Task objective ▸ Find and copy each line of the records where the string "import" shows up.

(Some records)
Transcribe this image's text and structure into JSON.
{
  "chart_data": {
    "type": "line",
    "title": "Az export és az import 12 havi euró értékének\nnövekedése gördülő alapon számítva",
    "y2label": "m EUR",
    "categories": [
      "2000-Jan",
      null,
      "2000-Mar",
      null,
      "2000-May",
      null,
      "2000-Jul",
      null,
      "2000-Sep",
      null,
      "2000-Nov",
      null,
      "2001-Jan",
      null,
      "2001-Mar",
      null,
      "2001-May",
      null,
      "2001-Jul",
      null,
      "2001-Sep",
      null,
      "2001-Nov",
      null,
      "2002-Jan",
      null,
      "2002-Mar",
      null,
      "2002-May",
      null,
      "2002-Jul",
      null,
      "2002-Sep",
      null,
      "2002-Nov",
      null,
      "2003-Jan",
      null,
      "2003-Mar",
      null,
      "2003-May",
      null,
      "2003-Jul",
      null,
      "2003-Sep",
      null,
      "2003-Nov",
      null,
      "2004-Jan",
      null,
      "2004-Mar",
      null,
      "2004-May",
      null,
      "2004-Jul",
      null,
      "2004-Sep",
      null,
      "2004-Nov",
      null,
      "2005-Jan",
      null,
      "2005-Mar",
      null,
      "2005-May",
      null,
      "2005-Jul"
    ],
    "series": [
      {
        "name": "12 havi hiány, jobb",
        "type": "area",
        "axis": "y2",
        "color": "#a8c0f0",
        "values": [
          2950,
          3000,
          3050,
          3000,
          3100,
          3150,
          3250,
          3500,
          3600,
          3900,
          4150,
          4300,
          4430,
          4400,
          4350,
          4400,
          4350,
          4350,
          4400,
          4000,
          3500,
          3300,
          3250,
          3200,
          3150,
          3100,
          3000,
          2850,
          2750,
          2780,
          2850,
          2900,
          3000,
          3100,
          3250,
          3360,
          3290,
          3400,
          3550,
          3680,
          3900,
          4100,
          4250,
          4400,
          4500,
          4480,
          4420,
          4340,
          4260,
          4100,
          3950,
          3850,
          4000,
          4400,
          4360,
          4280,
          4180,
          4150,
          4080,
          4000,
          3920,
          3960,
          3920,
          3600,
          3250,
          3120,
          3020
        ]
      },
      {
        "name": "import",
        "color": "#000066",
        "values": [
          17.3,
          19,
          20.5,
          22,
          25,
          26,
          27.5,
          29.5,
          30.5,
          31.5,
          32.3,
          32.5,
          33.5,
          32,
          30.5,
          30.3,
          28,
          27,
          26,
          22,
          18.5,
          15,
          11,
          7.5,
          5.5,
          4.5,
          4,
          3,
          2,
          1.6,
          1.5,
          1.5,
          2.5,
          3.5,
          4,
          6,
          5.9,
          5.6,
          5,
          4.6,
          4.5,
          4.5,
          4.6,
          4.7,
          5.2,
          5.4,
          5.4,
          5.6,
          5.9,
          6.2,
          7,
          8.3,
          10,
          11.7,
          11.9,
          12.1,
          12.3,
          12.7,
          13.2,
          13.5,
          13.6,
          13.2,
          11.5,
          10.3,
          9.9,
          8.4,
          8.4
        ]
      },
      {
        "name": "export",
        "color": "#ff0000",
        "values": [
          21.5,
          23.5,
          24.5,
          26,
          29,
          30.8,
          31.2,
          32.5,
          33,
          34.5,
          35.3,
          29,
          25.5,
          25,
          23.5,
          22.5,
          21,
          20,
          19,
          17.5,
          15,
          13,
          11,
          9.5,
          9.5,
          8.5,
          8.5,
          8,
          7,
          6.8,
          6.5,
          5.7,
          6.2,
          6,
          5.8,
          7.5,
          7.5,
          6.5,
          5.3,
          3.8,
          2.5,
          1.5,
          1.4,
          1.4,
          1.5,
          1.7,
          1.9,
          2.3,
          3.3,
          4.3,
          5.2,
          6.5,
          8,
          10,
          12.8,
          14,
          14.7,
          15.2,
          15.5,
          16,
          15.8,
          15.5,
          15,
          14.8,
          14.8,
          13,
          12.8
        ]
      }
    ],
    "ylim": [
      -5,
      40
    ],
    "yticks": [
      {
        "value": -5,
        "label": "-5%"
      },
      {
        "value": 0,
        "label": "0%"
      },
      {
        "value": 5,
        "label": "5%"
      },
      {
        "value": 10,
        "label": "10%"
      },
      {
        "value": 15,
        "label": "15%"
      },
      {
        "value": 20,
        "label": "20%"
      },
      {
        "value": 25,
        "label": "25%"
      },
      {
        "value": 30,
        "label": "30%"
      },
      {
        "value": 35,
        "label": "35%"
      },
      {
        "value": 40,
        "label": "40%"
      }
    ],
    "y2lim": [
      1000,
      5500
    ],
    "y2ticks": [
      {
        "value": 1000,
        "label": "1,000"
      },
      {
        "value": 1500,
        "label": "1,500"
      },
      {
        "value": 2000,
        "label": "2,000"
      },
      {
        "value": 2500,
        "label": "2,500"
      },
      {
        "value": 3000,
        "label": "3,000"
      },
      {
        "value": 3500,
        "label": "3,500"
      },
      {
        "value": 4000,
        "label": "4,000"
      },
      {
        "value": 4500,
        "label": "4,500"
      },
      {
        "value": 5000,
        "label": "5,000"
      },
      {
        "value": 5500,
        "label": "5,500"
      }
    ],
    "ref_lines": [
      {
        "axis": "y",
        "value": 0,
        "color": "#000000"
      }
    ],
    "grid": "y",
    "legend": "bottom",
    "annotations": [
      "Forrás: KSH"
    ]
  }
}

Answer to this problem ▸
    "title": "Az export és az import 12 havi euró értékének\nnövekedése gördülő alapon számítva",
        "name": "import",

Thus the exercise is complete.